# How to prove that the series $\sum_{n=1}^\infty \frac{(-1)^n}n$ converges

I know by definition that a series $$\sum_{n=1}^\infty a_n$$ converges when the sequence of partial sums $S_N=a_1 + a_2 + .. + a_N$ converges to $S$, so $\lim_{N\rightarrow \infty} S_N=S$.

So in particular, I'm given the series $$\sum_{n=1}^\infty \frac{(-1)^n}{n},$$ which converges to $\ln 2$.

I'm kinda stuck on how to get started. So far I have,

$\forall \epsilon >0$, $\exists N>0$ s.t. if $n>N$ then $|a_n-0|<\epsilon$. Is this ok so far? How do I go from here?

• "and I know it converges to 0." It is not true! The series converges to $\ln 2$ – Salech Rubenstein Dec 6 '13 at 4:20
• It is true that the terms go to zero, but the partial sums do not go to zero. – vadim123 Dec 6 '13 at 4:20
• It may help to split the sum into a sum of positive terms and one of negative terms, and show separately that each converges. – user99680 Dec 6 '13 at 4:20
• @user99680 Bad luck, this only works for absolutely convergent series, which it is not (you would find that both diverge). You need the alternating series test, or use Mike's trick below. – Jean-Claude Arbaut Dec 6 '13 at 12:28

Your series does not converge to zero - the sequence it sums does, though. (You don't need to prove this, but your series sums to $-\text{ln}(2)$.)

**DATA RECORDS:**
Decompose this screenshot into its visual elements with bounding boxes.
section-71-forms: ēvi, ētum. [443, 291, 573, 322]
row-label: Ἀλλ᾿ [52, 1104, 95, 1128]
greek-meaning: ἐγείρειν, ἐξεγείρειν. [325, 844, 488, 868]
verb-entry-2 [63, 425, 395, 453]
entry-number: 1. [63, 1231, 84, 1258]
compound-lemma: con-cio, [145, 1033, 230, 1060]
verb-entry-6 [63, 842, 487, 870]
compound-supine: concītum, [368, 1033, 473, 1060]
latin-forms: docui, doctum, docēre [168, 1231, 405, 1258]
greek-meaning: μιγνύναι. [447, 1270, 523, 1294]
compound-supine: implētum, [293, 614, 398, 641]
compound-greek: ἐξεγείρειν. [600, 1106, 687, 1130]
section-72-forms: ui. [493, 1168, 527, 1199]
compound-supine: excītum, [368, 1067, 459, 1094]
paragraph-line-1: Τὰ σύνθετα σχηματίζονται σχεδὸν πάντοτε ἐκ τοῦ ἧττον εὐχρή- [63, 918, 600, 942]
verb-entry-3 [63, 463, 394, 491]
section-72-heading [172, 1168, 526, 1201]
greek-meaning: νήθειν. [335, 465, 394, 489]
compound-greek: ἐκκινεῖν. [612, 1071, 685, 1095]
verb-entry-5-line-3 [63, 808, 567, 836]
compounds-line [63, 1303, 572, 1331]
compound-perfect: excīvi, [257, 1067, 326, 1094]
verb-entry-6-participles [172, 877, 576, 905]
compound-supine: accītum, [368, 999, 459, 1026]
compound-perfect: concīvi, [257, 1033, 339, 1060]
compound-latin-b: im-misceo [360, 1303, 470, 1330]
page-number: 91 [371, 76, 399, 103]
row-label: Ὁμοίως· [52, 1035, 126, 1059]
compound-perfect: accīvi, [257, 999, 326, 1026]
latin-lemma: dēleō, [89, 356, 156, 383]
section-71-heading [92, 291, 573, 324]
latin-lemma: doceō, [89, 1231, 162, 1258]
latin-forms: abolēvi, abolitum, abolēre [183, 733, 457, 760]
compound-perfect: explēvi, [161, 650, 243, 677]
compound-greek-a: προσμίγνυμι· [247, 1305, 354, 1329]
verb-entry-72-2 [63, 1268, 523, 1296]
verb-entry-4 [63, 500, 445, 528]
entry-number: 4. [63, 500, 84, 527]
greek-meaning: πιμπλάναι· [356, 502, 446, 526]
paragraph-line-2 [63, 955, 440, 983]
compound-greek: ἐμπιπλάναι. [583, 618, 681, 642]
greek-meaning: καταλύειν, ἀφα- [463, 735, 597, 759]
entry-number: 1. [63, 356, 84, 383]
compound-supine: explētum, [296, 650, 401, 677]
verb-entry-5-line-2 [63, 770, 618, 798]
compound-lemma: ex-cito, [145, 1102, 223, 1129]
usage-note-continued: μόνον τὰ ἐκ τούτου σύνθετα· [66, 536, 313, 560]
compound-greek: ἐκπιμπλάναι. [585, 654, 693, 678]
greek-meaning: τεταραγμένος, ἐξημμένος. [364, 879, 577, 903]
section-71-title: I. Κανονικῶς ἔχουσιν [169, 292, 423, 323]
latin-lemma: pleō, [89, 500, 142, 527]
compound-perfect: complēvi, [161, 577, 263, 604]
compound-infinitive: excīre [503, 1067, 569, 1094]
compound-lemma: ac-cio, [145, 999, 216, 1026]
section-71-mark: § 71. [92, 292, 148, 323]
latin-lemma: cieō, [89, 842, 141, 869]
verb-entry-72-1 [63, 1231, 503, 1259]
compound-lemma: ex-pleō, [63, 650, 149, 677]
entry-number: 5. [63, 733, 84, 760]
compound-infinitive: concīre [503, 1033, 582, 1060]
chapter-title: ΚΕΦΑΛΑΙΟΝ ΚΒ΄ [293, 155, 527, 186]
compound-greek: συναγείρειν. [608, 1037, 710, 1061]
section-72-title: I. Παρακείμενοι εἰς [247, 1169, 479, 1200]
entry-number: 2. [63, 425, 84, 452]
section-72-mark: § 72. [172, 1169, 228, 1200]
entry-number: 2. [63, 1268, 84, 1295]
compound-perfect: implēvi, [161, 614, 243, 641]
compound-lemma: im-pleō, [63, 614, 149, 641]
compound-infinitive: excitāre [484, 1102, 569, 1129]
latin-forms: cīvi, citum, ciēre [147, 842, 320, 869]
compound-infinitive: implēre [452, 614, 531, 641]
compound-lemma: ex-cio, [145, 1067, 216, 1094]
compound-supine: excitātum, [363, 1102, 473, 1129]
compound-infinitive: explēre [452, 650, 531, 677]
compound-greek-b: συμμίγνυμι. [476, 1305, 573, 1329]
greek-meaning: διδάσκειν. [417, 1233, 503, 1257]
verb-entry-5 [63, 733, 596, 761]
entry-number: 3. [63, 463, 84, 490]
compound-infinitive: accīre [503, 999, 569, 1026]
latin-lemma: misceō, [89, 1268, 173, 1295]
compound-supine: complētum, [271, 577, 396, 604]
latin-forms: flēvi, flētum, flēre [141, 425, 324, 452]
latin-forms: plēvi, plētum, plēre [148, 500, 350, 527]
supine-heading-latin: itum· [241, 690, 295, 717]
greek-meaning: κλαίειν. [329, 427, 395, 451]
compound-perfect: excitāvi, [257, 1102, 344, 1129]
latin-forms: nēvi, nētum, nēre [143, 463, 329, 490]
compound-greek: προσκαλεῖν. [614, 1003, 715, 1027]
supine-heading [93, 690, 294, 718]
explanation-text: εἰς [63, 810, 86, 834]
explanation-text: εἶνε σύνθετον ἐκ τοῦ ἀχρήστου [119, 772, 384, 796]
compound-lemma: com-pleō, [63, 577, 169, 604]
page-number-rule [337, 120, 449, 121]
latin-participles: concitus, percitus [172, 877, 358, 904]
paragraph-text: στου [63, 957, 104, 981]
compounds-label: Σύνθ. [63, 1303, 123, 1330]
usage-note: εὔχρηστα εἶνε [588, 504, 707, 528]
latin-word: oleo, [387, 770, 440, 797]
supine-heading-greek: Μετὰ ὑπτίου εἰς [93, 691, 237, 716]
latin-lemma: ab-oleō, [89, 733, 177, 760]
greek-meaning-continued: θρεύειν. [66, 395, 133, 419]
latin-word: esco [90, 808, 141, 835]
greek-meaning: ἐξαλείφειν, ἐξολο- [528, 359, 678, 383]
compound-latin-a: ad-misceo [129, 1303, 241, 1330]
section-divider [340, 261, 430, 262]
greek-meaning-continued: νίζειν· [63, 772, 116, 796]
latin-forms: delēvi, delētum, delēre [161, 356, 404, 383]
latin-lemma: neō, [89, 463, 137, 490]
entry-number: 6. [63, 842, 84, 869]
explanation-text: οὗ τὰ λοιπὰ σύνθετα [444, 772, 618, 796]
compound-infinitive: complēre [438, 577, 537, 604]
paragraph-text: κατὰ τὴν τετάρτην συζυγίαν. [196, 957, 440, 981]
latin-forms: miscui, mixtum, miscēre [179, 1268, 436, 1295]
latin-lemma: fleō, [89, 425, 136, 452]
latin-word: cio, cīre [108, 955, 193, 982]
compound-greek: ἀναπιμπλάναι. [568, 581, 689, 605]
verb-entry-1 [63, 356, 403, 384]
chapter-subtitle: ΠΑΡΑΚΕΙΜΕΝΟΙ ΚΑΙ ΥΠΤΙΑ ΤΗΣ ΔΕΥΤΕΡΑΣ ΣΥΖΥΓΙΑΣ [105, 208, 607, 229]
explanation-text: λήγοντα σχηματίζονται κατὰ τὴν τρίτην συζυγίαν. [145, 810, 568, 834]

**THE PROBLEM:** In the discussion of the series above, what kind of series does the comment by Jean-Claude Arbaut say splitting into positive and negative terms works for?

**OUTPUT OF THE EXERCISE:** Absolutely convergent series.